__Task goal__:
Collect each line of the entries that holds the string "TECNICA".

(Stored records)

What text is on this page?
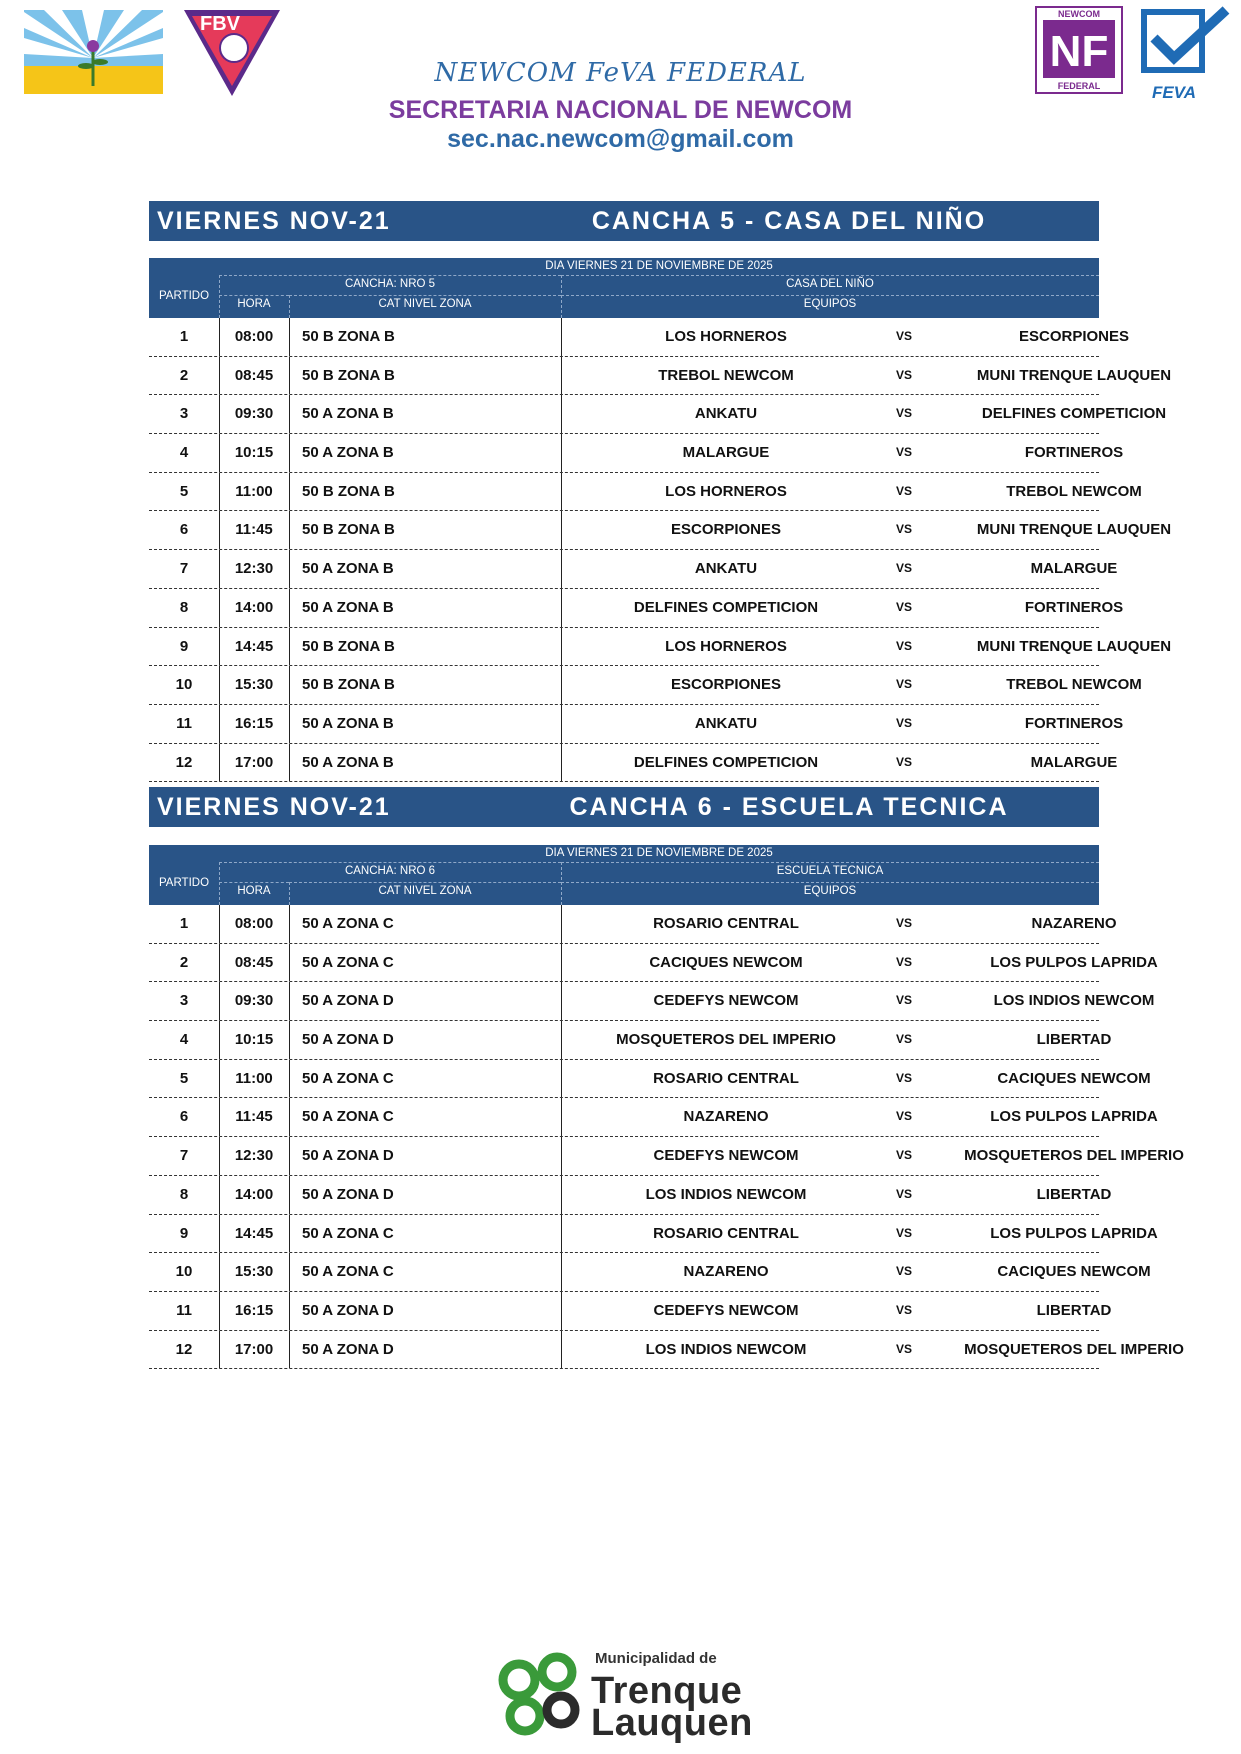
FBV
NF
NEWCOM
FEDERAL	FEVA
NEWCOM FeVA FEDERAL
SECRETARIA NACIONAL DE NEWCOM
sec.nac.newcom@gmail.com
VIERNES NOV-21	CANCHA 5 - CASA DEL NIÑO
DIA VIERNES 21 DE NOVIEMBRE DE 2025
PARTIDO
CANCHA: NRO 5	CASA DEL NIÑO
HORA	CAT NIVEL ZONA	EQUIPOS
1	08:00	50 B ZONA B	LOS HORNEROS	VS	ESCORPIONES
2	08:45	50 B ZONA B	TREBOL NEWCOM	VS	MUNI TRENQUE LAUQUEN
3	09:30	50 A ZONA B	ANKATU	VS	DELFINES COMPETICION
4	10:15	50 A ZONA B	MALARGUE	VS	FORTINEROS
5	11:00	50 B ZONA B	LOS HORNEROS	VS	TREBOL NEWCOM
6	11:45	50 B ZONA B	ESCORPIONES	VS	MUNI TRENQUE LAUQUEN
7	12:30	50 A ZONA B	ANKATU	VS	MALARGUE
8	14:00	50 A ZONA B	DELFINES COMPETICION	VS	FORTINEROS
9	14:45	50 B ZONA B	LOS HORNEROS	VS	MUNI TRENQUE LAUQUEN
10	15:30	50 B ZONA B	ESCORPIONES	VS	TREBOL NEWCOM
11	16:15	50 A ZONA B	ANKATU	VS	FORTINEROS
12	17:00	50 A ZONA B	DELFINES COMPETICION	VS	MALARGUE
VIERNES NOV-21	CANCHA 6 - ESCUELA TECNICA
DIA VIERNES 21 DE NOVIEMBRE DE 2025
PARTIDO
CANCHA: NRO 6	ESCUELA TECNICA
HORA	CAT NIVEL ZONA	EQUIPOS
1	08:00	50 A ZONA C	ROSARIO CENTRAL	VS	NAZARENO
2	08:45	50 A ZONA C	CACIQUES NEWCOM	VS	LOS PULPOS LAPRIDA
3	09:30	50 A ZONA D	CEDEFYS NEWCOM	VS	LOS INDIOS NEWCOM
4	10:15	50 A ZONA D	MOSQUETEROS DEL IMPERIO	VS	LIBERTAD
5	11:00	50 A ZONA C	ROSARIO CENTRAL	VS	CACIQUES NEWCOM
6	11:45	50 A ZONA C	NAZARENO	VS	LOS PULPOS LAPRIDA
7	12:30	50 A ZONA D	CEDEFYS NEWCOM	VS	MOSQUETEROS DEL IMPERIO
8	14:00	50 A ZONA D	LOS INDIOS NEWCOM	VS	LIBERTAD
9	14:45	50 A ZONA C	ROSARIO CENTRAL	VS	LOS PULPOS LAPRIDA
10	15:30	50 A ZONA C	NAZARENO	VS	CACIQUES NEWCOM
11	16:15	50 A ZONA D	CEDEFYS NEWCOM	VS	LIBERTAD
12	17:00	50 A ZONA D	LOS INDIOS NEWCOM	VS	MOSQUETEROS DEL IMPERIO
Municipalidad de
Trenque
Lauquen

__Output for this exercise__:
VIERNES NOV-21	CANCHA 6 - ESCUELA TECNICA
CANCHA: NRO 6	ESCUELA TECNICA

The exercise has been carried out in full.